**** Passage provided

Miserable? The Eve 6 Guy offers tips for kicking depression in the ass.

Welcome back, internet denizens! Both of this week’s questions touch on feelings of abandonment, albeit in pretty different forms.

First, we address what to do when you wake up one day and realize all your friends now have out-of-state plates. Then we delve into how to negotiate the emotions surrounding a bandmate starting a new group without you. I have strong opinions on both these topics. Let’s get into it.

Losing my friends

Dear Eve 6 Guy,

About a decade ago, I started a mental health recovery process and decided to work hard on my relationships. I ended up with a dynamite group of friends, and I strove to support them through various growth stages and life crises. When COVID hit, the group started to fray at the edges, and at this point, all of my closest friends have either moved away or are planning to do so in the next few months.

I recently realized that I have really centered my life on these friends and spent little energy and effort on myself. At first, this realization seemed like a good thing: Maybe it’s time to step out and work on my own life, create something new for me.

The problem is that rather than adjusting and doing my own thing, my energy seems to have simply disappeared. I’m so depressed that I can't get anything done. Everything feels pointless and empty, and when I think about moving forward, I just feel sick over the loss of my best pals and sink deeper into grief and isolation.

I worked hard to surround myself with this group of people, and that’s just gone now. I don’t feel up to rebuilding, and I’m afraid that if I do, everything will just collapse again. Help?

—My Friends Are Disappearing

❤ ❤ ❤ ❤ ❤

Hi My Friends Are Disappearing,

I relate to this. Let’s start there. I relate to this bigtime, and a lot of people reading this are going to, too. What does that tell us? This feeling of separateness and isolation is shared. I didn’t go to college, but I think this might be verging on a paradox.

********

Exercises to complete ->
1) In the advice column, when did the letter writer's group of friends start to fray?
2) Write out the part of the advice column that starts at the words "First, we address" and ends after the words "next few months.".
The material stands apart from the advice column and is not part of it.

**** Source data

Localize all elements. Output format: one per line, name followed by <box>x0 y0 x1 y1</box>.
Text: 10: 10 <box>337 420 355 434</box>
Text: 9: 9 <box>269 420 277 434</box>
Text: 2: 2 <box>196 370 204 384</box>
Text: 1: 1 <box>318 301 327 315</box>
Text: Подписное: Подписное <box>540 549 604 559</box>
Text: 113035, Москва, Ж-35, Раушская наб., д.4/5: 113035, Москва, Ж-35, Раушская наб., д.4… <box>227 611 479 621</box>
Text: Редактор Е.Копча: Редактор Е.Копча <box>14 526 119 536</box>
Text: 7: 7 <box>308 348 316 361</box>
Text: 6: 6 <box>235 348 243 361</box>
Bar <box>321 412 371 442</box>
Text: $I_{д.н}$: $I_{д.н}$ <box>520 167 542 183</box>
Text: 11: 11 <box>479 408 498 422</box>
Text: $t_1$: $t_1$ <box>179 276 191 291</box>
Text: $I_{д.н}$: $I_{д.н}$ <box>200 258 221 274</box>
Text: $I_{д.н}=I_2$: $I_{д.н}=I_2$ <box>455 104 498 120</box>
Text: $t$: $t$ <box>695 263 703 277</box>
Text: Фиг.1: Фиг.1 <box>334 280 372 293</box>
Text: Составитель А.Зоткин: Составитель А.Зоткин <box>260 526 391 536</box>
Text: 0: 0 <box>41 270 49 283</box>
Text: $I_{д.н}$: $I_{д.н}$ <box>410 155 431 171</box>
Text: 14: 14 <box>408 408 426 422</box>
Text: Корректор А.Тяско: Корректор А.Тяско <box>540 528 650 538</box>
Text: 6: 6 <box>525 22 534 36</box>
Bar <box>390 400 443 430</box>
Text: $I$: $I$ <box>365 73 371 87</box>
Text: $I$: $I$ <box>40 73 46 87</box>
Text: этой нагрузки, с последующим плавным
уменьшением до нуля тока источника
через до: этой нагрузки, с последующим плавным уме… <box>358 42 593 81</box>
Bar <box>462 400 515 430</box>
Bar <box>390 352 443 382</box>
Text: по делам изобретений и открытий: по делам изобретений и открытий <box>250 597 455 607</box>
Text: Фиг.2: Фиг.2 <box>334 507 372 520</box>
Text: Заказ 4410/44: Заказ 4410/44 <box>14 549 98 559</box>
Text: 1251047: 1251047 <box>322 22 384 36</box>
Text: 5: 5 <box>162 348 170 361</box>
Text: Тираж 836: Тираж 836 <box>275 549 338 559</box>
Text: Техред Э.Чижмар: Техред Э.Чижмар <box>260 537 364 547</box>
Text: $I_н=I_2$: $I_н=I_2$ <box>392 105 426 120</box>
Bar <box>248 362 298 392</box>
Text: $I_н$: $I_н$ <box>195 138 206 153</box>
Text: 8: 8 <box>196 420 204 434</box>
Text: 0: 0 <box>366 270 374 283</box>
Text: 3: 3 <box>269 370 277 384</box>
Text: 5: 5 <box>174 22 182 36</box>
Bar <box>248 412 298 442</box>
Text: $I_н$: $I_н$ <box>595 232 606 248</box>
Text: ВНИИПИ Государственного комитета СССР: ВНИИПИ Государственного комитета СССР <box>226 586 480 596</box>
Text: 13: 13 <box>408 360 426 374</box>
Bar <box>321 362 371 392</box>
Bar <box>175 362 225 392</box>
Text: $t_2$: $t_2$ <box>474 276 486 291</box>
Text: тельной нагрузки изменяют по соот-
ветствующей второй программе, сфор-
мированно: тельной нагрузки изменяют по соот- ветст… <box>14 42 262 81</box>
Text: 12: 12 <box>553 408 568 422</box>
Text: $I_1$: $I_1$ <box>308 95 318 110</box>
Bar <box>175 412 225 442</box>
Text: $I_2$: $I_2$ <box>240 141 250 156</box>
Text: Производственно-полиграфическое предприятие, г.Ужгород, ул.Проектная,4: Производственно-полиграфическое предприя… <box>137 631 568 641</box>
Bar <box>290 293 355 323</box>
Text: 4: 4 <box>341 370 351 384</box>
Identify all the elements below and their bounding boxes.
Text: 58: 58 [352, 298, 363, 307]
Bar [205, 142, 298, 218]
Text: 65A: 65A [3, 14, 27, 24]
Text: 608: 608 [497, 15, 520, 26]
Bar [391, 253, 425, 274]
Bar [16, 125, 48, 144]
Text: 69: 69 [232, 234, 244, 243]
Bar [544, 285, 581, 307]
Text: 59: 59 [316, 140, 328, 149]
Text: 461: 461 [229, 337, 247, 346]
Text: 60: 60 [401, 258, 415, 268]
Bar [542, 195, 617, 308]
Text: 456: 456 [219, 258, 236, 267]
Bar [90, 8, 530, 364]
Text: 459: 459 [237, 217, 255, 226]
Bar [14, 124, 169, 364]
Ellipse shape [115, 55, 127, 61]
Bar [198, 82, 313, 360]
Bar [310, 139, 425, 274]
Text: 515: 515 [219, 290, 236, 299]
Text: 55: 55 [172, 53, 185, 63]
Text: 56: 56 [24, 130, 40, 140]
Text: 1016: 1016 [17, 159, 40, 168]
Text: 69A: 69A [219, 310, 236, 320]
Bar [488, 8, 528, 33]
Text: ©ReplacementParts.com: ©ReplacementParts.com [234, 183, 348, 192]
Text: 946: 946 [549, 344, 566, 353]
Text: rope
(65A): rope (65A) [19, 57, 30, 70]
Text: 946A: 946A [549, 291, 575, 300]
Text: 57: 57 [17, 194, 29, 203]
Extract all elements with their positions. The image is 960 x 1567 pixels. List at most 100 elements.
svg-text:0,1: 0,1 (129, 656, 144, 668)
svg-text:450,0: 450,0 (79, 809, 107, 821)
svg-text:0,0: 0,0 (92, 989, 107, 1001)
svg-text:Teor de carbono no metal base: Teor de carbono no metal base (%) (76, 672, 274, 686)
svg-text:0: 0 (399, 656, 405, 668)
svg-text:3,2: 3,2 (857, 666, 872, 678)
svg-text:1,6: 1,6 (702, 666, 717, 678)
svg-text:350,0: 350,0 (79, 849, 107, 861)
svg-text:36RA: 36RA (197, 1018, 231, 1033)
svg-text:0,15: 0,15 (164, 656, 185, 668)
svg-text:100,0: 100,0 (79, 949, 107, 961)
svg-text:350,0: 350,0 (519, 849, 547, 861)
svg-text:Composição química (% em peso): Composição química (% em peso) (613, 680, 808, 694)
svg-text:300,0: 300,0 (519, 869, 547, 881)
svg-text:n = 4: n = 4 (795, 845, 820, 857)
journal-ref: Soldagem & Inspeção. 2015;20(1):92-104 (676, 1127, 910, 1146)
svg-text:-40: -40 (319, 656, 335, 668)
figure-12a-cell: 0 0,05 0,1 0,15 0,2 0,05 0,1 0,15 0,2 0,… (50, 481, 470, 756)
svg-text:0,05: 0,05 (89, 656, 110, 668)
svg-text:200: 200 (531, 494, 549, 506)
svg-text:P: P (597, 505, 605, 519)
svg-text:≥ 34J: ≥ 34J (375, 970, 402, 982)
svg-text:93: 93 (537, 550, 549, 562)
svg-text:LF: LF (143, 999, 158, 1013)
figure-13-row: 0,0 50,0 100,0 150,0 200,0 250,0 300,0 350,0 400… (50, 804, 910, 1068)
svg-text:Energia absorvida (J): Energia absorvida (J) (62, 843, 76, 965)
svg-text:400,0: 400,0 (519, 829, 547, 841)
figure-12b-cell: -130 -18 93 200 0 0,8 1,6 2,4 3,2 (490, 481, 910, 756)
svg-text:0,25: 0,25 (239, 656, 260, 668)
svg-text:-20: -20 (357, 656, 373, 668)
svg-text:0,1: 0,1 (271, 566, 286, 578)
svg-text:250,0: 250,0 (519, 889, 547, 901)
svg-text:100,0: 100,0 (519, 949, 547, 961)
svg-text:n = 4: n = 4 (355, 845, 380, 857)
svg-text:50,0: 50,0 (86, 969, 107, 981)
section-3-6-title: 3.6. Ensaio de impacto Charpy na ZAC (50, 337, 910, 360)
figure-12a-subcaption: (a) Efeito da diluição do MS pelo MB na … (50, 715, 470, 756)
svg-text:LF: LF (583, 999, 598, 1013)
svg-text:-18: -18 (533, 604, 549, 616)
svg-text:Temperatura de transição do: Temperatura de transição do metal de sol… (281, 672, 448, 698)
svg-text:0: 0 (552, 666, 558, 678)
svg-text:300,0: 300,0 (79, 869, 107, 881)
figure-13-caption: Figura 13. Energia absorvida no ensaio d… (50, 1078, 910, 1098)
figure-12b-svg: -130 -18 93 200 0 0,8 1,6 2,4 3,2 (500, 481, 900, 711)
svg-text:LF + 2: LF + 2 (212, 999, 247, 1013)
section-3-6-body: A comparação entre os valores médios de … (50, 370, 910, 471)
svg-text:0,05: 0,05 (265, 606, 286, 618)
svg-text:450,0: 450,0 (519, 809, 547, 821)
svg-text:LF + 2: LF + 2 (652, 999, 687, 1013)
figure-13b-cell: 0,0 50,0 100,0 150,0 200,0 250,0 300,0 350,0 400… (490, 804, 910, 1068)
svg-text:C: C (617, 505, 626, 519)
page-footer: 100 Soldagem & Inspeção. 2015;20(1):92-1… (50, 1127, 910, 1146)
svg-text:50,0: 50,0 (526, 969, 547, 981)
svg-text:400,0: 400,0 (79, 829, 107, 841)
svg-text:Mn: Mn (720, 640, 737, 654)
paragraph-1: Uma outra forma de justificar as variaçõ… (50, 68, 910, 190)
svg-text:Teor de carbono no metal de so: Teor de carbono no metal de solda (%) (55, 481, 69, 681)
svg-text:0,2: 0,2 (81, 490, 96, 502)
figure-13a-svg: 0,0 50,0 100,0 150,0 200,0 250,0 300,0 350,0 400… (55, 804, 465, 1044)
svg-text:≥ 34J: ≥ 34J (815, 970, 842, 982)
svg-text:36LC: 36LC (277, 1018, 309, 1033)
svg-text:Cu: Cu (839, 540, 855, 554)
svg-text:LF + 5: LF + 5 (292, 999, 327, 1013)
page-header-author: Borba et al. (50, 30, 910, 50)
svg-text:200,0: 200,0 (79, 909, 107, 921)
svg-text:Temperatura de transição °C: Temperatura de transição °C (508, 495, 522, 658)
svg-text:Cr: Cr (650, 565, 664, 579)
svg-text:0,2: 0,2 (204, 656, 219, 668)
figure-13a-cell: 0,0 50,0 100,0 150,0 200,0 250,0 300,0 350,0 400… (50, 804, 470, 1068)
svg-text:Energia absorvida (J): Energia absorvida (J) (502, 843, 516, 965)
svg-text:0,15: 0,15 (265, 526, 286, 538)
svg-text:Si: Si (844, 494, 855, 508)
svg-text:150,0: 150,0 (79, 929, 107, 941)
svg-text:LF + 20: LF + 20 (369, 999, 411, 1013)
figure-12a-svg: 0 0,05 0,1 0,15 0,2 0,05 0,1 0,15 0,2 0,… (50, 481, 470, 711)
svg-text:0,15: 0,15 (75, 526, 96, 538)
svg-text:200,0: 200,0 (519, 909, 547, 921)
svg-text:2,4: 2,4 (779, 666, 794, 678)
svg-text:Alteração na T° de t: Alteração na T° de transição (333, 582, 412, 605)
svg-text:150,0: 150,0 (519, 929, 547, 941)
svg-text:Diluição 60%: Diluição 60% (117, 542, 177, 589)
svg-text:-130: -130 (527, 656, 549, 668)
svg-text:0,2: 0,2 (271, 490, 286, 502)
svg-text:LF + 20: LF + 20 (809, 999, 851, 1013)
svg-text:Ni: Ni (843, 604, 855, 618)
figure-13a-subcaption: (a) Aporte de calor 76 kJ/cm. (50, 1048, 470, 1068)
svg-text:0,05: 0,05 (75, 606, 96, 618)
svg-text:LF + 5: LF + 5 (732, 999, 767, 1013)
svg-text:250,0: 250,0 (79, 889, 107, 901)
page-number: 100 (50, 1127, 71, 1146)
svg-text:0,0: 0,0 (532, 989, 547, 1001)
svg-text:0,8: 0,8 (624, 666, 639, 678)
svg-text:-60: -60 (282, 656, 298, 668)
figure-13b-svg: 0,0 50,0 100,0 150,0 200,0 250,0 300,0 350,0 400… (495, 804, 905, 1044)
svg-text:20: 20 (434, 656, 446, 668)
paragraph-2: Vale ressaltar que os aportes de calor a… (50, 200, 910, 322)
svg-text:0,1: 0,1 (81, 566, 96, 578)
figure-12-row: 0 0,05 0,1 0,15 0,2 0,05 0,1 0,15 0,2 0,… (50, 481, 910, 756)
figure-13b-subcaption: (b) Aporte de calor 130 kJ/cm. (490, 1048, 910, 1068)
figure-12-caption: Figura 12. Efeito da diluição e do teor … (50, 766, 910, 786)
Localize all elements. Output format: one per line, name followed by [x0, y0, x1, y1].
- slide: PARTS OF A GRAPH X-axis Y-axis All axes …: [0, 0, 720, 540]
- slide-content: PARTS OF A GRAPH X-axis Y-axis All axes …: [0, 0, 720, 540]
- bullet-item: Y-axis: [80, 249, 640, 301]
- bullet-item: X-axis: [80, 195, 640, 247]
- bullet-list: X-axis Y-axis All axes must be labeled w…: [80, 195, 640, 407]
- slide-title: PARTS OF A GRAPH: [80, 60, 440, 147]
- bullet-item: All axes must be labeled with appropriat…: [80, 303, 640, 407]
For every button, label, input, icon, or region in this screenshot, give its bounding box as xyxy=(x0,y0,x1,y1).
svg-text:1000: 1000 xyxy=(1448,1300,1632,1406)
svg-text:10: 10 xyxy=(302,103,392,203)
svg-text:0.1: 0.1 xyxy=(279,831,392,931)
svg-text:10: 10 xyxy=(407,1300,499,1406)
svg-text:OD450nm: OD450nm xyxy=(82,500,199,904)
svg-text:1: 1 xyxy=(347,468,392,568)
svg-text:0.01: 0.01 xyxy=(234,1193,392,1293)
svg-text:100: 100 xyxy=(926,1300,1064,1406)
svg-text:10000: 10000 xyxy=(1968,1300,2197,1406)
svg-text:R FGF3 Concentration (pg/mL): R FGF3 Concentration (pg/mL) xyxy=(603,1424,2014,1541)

********

Responses ->
1) When COVID hit.

2)
First, we address what to do when you wake up one day and realize all your friends now have out-of-state plates. Then we delve into how to negotiate the emotions surrounding a bandmate starting a new group without you. I have strong opinions on both these topics. Let’s get into it.

Losing my friends

Dear Eve 6 Guy,

About a decade ago, I started a mental health recovery process and decided to work hard on my relationships. I ended up with a dynamite group of friends, and I strove to support them through various growth stages and life crises. When COVID hit, the group started to fray at the edges, and at this point, all of my closest friends have either moved away or are planning to do so in the next few months.